▶ WORK TO COMPLETE: Select every line containing the word "rich" from the material, and copy those lines.

####

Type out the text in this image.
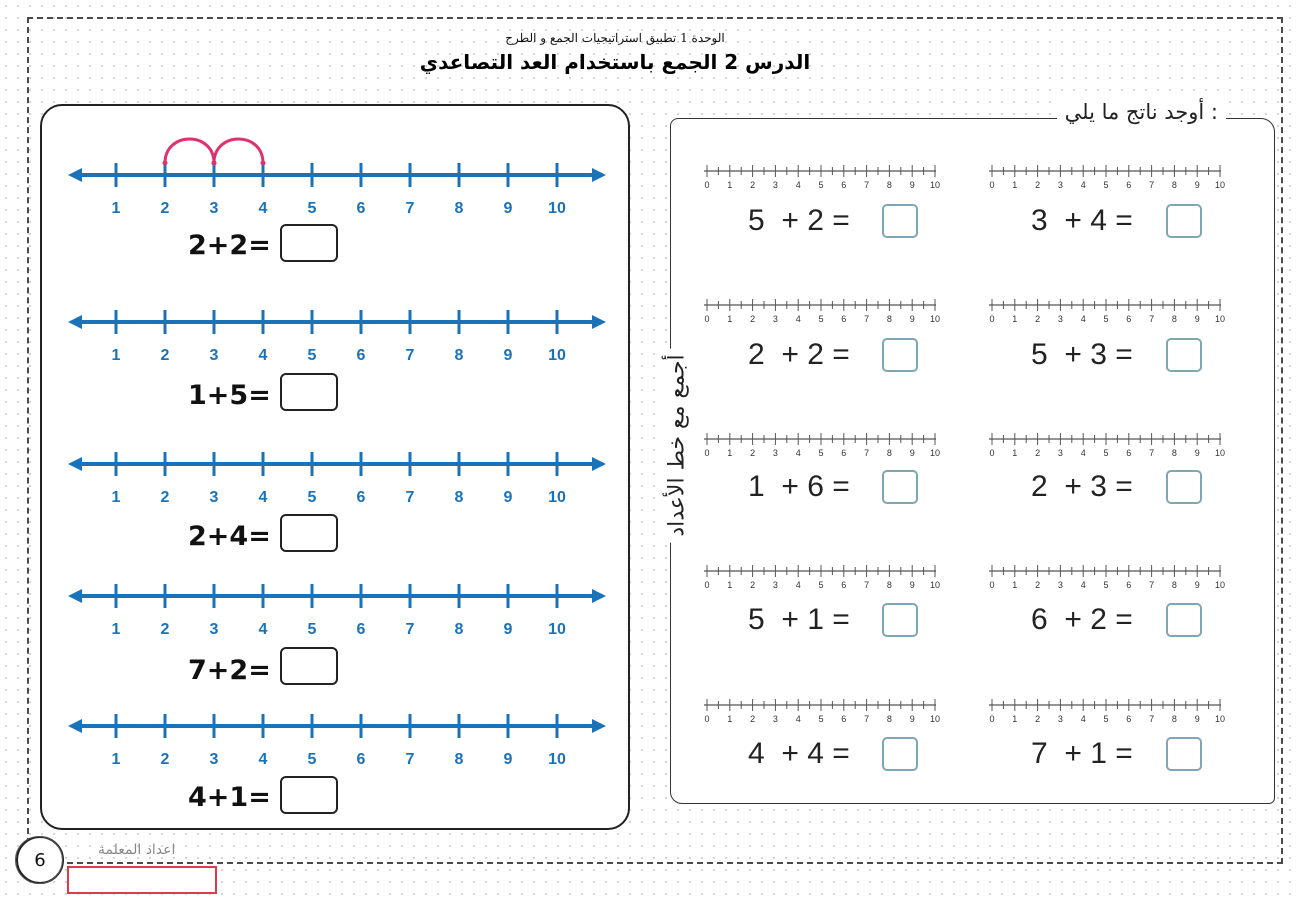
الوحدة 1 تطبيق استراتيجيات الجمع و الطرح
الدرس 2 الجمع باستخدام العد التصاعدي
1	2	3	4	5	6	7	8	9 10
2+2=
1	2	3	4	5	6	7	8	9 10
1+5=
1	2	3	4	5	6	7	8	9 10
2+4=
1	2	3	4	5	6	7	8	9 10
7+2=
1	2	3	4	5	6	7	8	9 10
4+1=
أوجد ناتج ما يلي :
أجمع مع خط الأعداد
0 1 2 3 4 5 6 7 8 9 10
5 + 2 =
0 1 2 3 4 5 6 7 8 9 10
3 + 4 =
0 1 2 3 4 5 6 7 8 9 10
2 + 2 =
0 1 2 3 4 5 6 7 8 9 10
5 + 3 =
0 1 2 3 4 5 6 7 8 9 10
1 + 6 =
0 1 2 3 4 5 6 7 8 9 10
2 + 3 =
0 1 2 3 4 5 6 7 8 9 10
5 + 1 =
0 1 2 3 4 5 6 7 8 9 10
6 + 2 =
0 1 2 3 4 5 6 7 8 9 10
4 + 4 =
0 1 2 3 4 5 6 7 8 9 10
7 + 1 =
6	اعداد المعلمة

####

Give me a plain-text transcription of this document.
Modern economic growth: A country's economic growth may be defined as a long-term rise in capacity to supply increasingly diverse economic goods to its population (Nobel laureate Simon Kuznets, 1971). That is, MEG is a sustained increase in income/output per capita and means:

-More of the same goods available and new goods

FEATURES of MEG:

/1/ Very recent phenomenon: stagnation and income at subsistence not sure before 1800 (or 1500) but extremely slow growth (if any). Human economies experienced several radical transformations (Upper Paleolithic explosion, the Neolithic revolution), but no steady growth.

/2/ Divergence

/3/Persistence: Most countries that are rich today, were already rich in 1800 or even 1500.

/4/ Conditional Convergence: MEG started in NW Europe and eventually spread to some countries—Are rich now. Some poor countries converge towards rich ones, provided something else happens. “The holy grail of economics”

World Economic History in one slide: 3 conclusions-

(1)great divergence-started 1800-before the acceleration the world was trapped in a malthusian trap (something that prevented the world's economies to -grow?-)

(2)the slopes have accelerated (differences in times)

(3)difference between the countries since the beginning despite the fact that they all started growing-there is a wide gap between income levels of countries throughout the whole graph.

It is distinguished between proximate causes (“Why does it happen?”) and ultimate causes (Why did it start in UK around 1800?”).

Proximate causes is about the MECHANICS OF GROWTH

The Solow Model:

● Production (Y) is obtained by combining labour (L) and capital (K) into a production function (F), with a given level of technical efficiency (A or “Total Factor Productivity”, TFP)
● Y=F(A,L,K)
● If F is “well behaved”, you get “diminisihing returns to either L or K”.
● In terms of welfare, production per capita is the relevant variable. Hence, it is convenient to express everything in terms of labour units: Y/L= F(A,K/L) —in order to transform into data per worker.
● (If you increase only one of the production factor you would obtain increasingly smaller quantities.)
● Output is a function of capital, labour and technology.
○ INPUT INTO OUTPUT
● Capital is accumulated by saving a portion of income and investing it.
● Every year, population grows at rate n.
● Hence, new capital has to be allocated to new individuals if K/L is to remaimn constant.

####

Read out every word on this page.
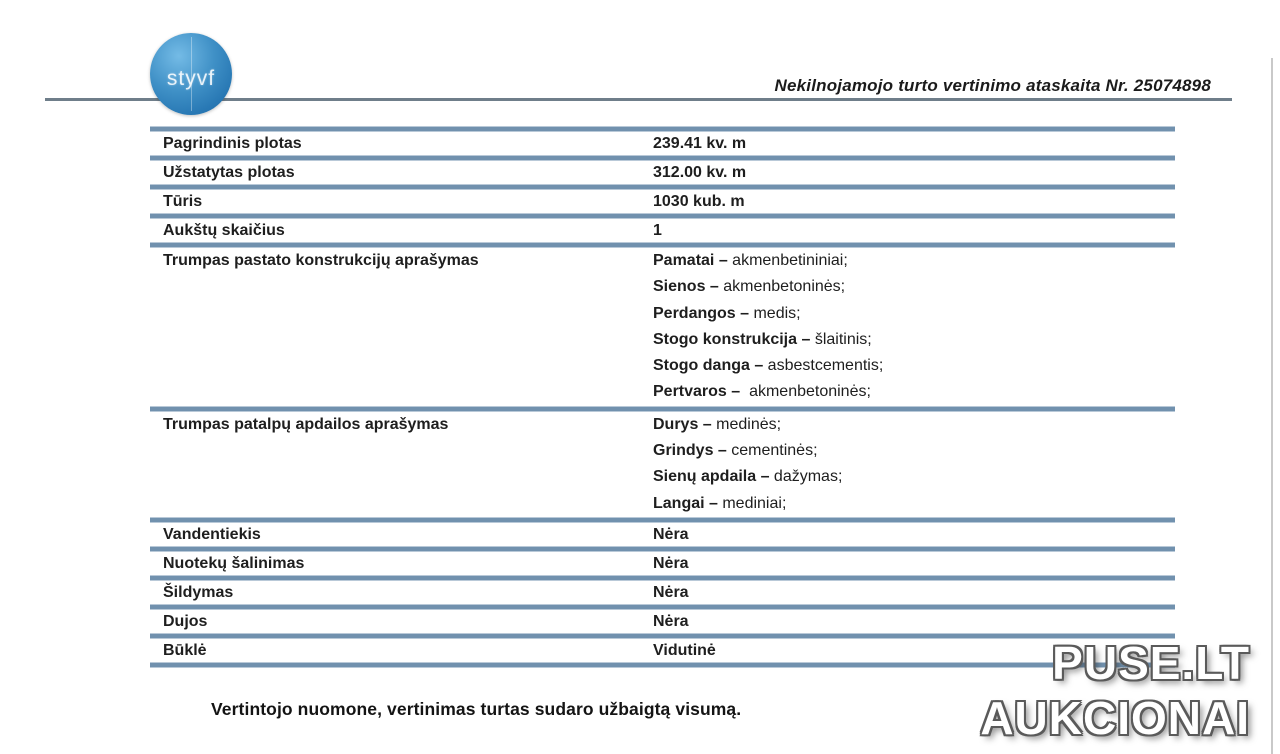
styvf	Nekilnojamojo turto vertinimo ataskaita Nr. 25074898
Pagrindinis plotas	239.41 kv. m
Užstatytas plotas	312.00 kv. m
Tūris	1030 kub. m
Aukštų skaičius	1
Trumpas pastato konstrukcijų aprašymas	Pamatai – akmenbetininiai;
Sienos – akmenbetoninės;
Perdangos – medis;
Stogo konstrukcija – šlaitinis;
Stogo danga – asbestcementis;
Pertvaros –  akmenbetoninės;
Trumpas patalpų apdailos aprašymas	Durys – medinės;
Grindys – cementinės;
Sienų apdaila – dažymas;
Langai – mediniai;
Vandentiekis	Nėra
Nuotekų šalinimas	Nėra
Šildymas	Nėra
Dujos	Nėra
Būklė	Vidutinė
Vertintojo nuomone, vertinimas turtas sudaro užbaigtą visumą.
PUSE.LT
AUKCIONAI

####

▶ WRITTEN ANSWER:
/3/Persistence: Most countries that are rich today, were already rich in 1800 or even 1500.
/4/ Conditional Convergence: MEG started in NW Europe and eventually spread to some countries—Are rich now. Some poor countries converge towards rich ones, provided something else happens. “The holy grail of economics”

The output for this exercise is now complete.